(Entries from a visual dataset)
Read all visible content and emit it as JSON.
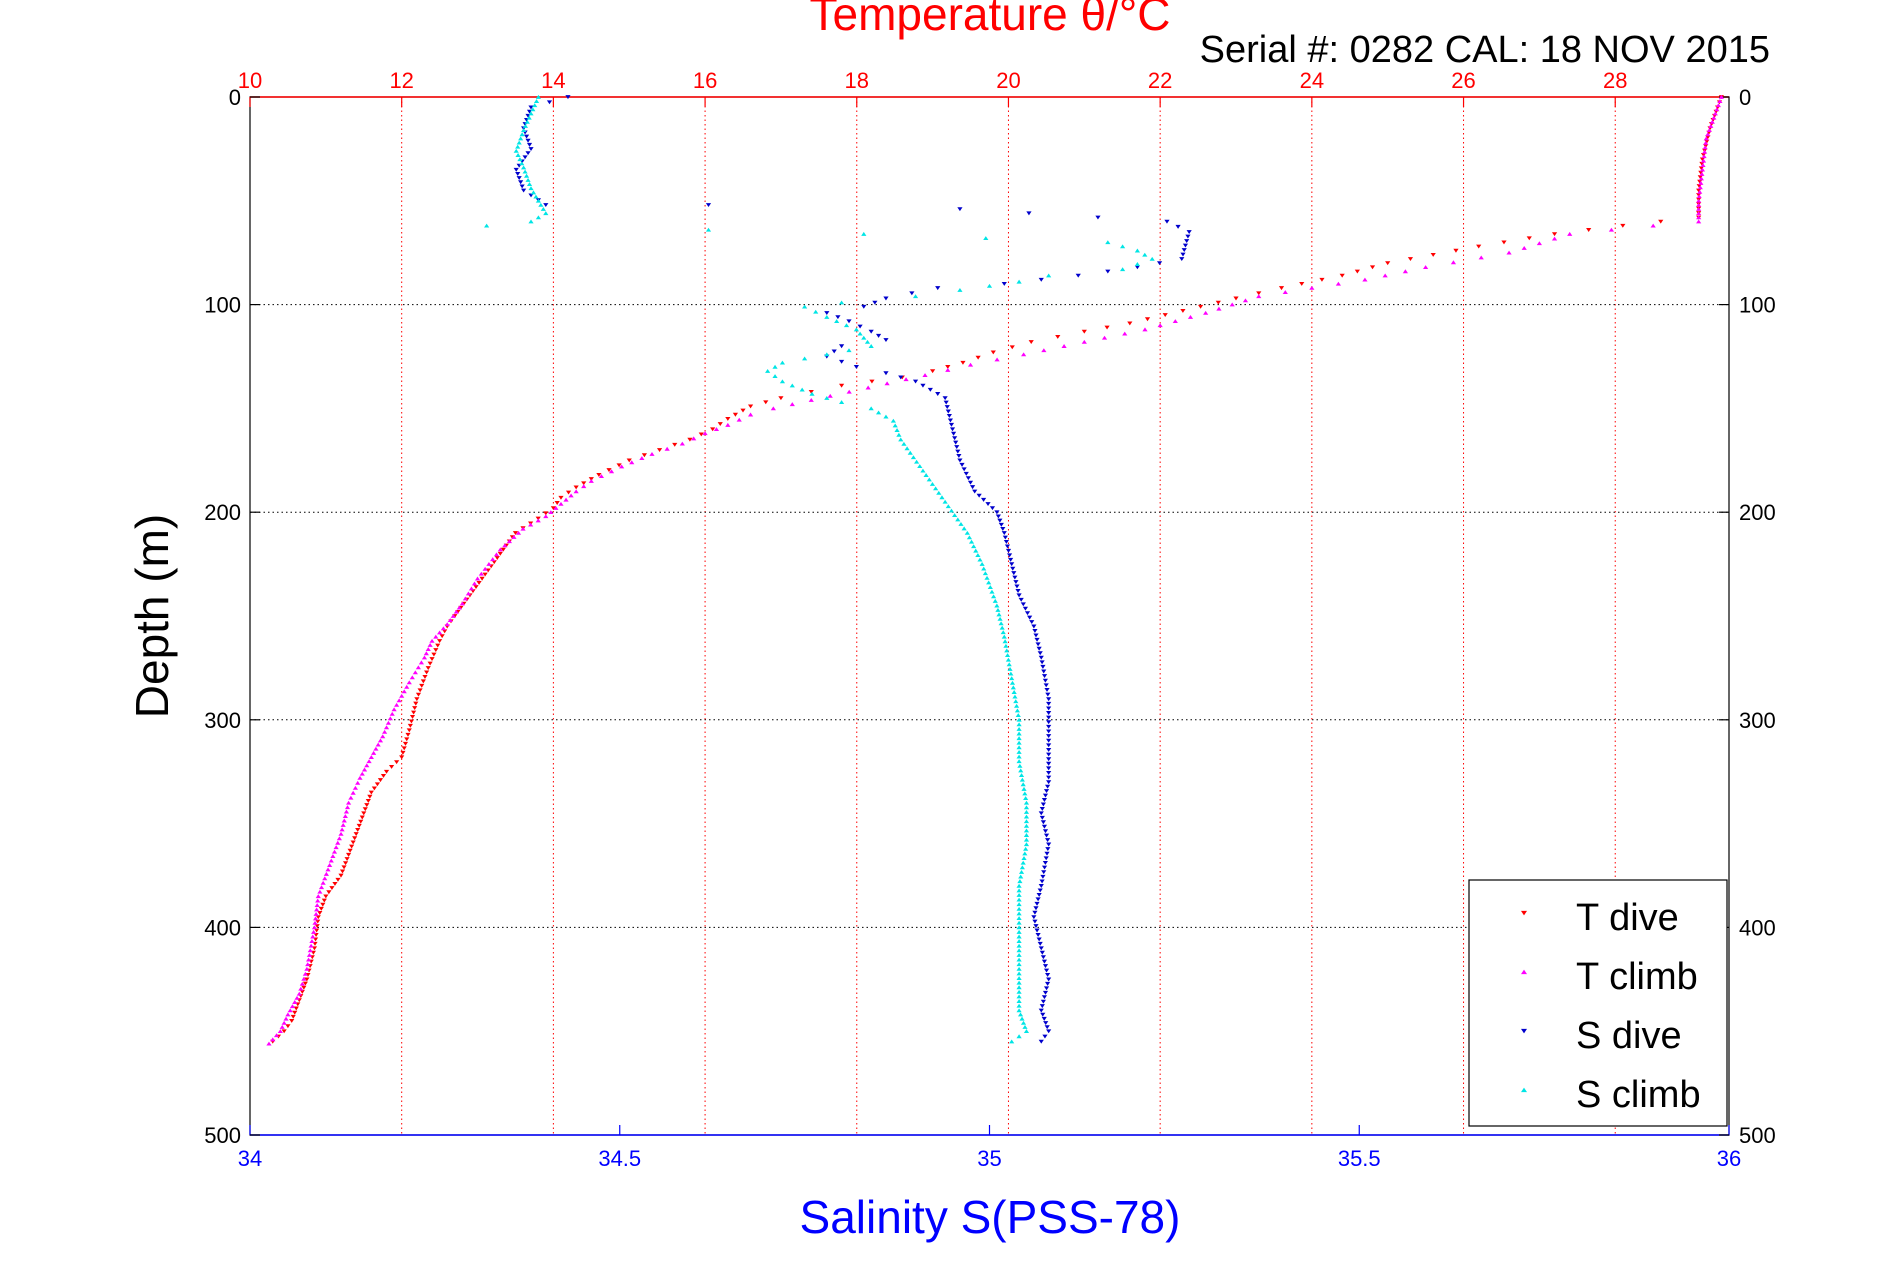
{
  "serial_label": "Serial #: 0282  CAL: 18 NOV 2015",
  "colors": {
    "temperature_axis": "#ff0000",
    "salinity_axis": "#0000ff",
    "t_dive": "#ff0000",
    "t_climb": "#ff00ff",
    "s_dive": "#0000cc",
    "s_climb": "#00e5e5",
    "grid_temperature": "#ff0000",
    "grid_depth": "#000000"
  },
  "chart_data": {
    "type": "scatter",
    "grid": true,
    "legend_position": "bottom-right",
    "y_axis": {
      "label": "Depth (m)",
      "range": [
        0,
        500
      ],
      "reversed": true,
      "ticks": [
        0,
        100,
        200,
        300,
        400,
        500
      ]
    },
    "top_axis": {
      "label": "Temperature θ/°C",
      "range": [
        10,
        29.5
      ],
      "ticks": [
        10,
        12,
        14,
        16,
        18,
        20,
        22,
        24,
        26,
        28
      ]
    },
    "bottom_axis": {
      "label": "Salinity S(PSS-78)",
      "range": [
        34,
        36
      ],
      "ticks": [
        34,
        34.5,
        35,
        35.5,
        36
      ]
    },
    "series": [
      {
        "name": "T dive",
        "axis": "temperature",
        "marker": "down-triangle",
        "points": [
          [
            29.4,
            0
          ],
          [
            29.35,
            5
          ],
          [
            29.25,
            15
          ],
          [
            29.15,
            30
          ],
          [
            29.1,
            45
          ],
          [
            29.1,
            58
          ],
          [
            28.1,
            62
          ],
          [
            27.2,
            66
          ],
          [
            26.2,
            72
          ],
          [
            25.0,
            80
          ],
          [
            24.4,
            86
          ],
          [
            23.6,
            92
          ],
          [
            23.0,
            97
          ],
          [
            22.3,
            103
          ],
          [
            21.6,
            109
          ],
          [
            21.0,
            113
          ],
          [
            20.3,
            118
          ],
          [
            19.8,
            123
          ],
          [
            19.4,
            128
          ],
          [
            19.0,
            132
          ],
          [
            18.6,
            135
          ],
          [
            18.2,
            137
          ],
          [
            17.8,
            139
          ],
          [
            17.4,
            142
          ],
          [
            17.0,
            145
          ],
          [
            16.6,
            149
          ],
          [
            16.3,
            155
          ],
          [
            16.1,
            160
          ],
          [
            15.8,
            165
          ],
          [
            15.4,
            170
          ],
          [
            15.0,
            175
          ],
          [
            14.6,
            182
          ],
          [
            14.3,
            188
          ],
          [
            14.1,
            193
          ],
          [
            14.0,
            198
          ],
          [
            13.8,
            203
          ],
          [
            13.5,
            210
          ],
          [
            13.3,
            220
          ],
          [
            13.1,
            230
          ],
          [
            12.9,
            240
          ],
          [
            12.7,
            250
          ],
          [
            12.6,
            255
          ],
          [
            12.5,
            262
          ],
          [
            12.35,
            275
          ],
          [
            12.2,
            290
          ],
          [
            12.1,
            305
          ],
          [
            12.0,
            318
          ],
          [
            11.8,
            325
          ],
          [
            11.6,
            335
          ],
          [
            11.5,
            345
          ],
          [
            11.4,
            355
          ],
          [
            11.3,
            365
          ],
          [
            11.2,
            375
          ],
          [
            11.0,
            385
          ],
          [
            10.9,
            395
          ],
          [
            10.85,
            410
          ],
          [
            10.75,
            425
          ],
          [
            10.65,
            435
          ],
          [
            10.55,
            445
          ],
          [
            10.45,
            450
          ],
          [
            10.3,
            455
          ]
        ]
      },
      {
        "name": "T climb",
        "axis": "temperature",
        "marker": "up-triangle",
        "points": [
          [
            29.4,
            0
          ],
          [
            29.3,
            10
          ],
          [
            29.2,
            20
          ],
          [
            29.15,
            35
          ],
          [
            29.1,
            50
          ],
          [
            29.1,
            60
          ],
          [
            28.5,
            62
          ],
          [
            27.4,
            66
          ],
          [
            26.6,
            75
          ],
          [
            25.5,
            82
          ],
          [
            24.7,
            88
          ],
          [
            24.0,
            92
          ],
          [
            23.3,
            96
          ],
          [
            22.6,
            104
          ],
          [
            21.8,
            112
          ],
          [
            21.0,
            118
          ],
          [
            20.2,
            124
          ],
          [
            19.5,
            129
          ],
          [
            18.9,
            134
          ],
          [
            18.4,
            138
          ],
          [
            17.9,
            142
          ],
          [
            17.4,
            146
          ],
          [
            16.9,
            150
          ],
          [
            16.6,
            153
          ],
          [
            16.3,
            158
          ],
          [
            16.0,
            162
          ],
          [
            15.7,
            167
          ],
          [
            15.3,
            172
          ],
          [
            14.9,
            178
          ],
          [
            14.5,
            185
          ],
          [
            14.3,
            190
          ],
          [
            14.1,
            196
          ],
          [
            13.9,
            202
          ],
          [
            13.6,
            208
          ],
          [
            13.3,
            218
          ],
          [
            13.0,
            232
          ],
          [
            12.8,
            244
          ],
          [
            12.6,
            254
          ],
          [
            12.4,
            262
          ],
          [
            12.3,
            270
          ],
          [
            12.1,
            282
          ],
          [
            11.9,
            295
          ],
          [
            11.75,
            308
          ],
          [
            11.6,
            318
          ],
          [
            11.45,
            328
          ],
          [
            11.3,
            340
          ],
          [
            11.2,
            355
          ],
          [
            11.05,
            370
          ],
          [
            10.9,
            385
          ],
          [
            10.85,
            400
          ],
          [
            10.75,
            420
          ],
          [
            10.65,
            432
          ],
          [
            10.5,
            442
          ],
          [
            10.4,
            450
          ],
          [
            10.25,
            456
          ]
        ]
      },
      {
        "name": "S dive",
        "axis": "salinity",
        "marker": "down-triangle",
        "points": [
          [
            34.43,
            0
          ],
          [
            34.38,
            5
          ],
          [
            34.37,
            15
          ],
          [
            34.38,
            25
          ],
          [
            34.36,
            35
          ],
          [
            34.37,
            45
          ],
          [
            34.4,
            52
          ],
          [
            34.62,
            52
          ],
          [
            34.96,
            54
          ],
          [
            35.24,
            60
          ],
          [
            35.27,
            65
          ],
          [
            35.26,
            78
          ],
          [
            35.2,
            82
          ],
          [
            35.12,
            86
          ],
          [
            35.02,
            90
          ],
          [
            34.93,
            92
          ],
          [
            34.86,
            97
          ],
          [
            34.83,
            101
          ],
          [
            34.78,
            104
          ],
          [
            34.81,
            108
          ],
          [
            34.84,
            113
          ],
          [
            34.86,
            117
          ],
          [
            34.8,
            120
          ],
          [
            34.78,
            125
          ],
          [
            34.82,
            130
          ],
          [
            34.86,
            133
          ],
          [
            34.9,
            137
          ],
          [
            34.94,
            145
          ],
          [
            34.95,
            160
          ],
          [
            34.96,
            175
          ],
          [
            34.98,
            190
          ],
          [
            35.01,
            200
          ],
          [
            35.02,
            210
          ],
          [
            35.03,
            225
          ],
          [
            35.04,
            240
          ],
          [
            35.06,
            255
          ],
          [
            35.07,
            270
          ],
          [
            35.08,
            290
          ],
          [
            35.08,
            310
          ],
          [
            35.08,
            330
          ],
          [
            35.07,
            345
          ],
          [
            35.08,
            360
          ],
          [
            35.07,
            380
          ],
          [
            35.06,
            395
          ],
          [
            35.07,
            410
          ],
          [
            35.08,
            425
          ],
          [
            35.07,
            440
          ],
          [
            35.08,
            450
          ],
          [
            35.07,
            455
          ]
        ]
      },
      {
        "name": "S climb",
        "axis": "salinity",
        "marker": "up-triangle",
        "points": [
          [
            34.39,
            0
          ],
          [
            34.38,
            8
          ],
          [
            34.37,
            16
          ],
          [
            34.36,
            26
          ],
          [
            34.37,
            34
          ],
          [
            34.38,
            44
          ],
          [
            34.39,
            50
          ],
          [
            34.4,
            56
          ],
          [
            34.38,
            60
          ],
          [
            34.32,
            62
          ],
          [
            34.62,
            64
          ],
          [
            34.83,
            66
          ],
          [
            35.16,
            70
          ],
          [
            35.2,
            74
          ],
          [
            35.22,
            78
          ],
          [
            35.18,
            83
          ],
          [
            35.08,
            86
          ],
          [
            35.04,
            89
          ],
          [
            34.96,
            93
          ],
          [
            34.9,
            96
          ],
          [
            34.8,
            99
          ],
          [
            34.75,
            101
          ],
          [
            34.78,
            106
          ],
          [
            34.82,
            112
          ],
          [
            34.84,
            120
          ],
          [
            34.78,
            124
          ],
          [
            34.72,
            128
          ],
          [
            34.7,
            132
          ],
          [
            34.72,
            137
          ],
          [
            34.76,
            143
          ],
          [
            34.8,
            147
          ],
          [
            34.84,
            150
          ],
          [
            34.87,
            156
          ],
          [
            34.88,
            165
          ],
          [
            34.91,
            180
          ],
          [
            34.94,
            195
          ],
          [
            34.97,
            210
          ],
          [
            34.99,
            225
          ],
          [
            35.01,
            245
          ],
          [
            35.02,
            260
          ],
          [
            35.03,
            280
          ],
          [
            35.04,
            300
          ],
          [
            35.04,
            320
          ],
          [
            35.05,
            340
          ],
          [
            35.05,
            360
          ],
          [
            35.04,
            380
          ],
          [
            35.04,
            400
          ],
          [
            35.04,
            420
          ],
          [
            35.04,
            440
          ],
          [
            35.05,
            450
          ],
          [
            35.03,
            455
          ]
        ]
      }
    ],
    "legend": [
      "T dive",
      "T climb",
      "S dive",
      "S climb"
    ]
  }
}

● **What needs to be done**
Report only how many lines in the entries contain "name".

● **Answer to the problem**
4